WHAT NEEDS TO BE DONE - Give the count of lines containing the string "parar", with no other output.

⟨

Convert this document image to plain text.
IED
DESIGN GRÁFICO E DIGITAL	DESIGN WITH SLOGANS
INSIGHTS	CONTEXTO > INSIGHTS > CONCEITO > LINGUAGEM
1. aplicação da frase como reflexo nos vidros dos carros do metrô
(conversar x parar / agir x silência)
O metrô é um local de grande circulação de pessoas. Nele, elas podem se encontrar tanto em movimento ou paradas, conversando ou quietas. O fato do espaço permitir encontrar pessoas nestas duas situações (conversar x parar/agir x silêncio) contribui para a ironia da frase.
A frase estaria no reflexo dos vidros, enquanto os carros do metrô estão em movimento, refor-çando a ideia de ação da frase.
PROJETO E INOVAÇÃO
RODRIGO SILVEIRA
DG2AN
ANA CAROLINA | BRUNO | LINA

⟩

THE REPLY - 2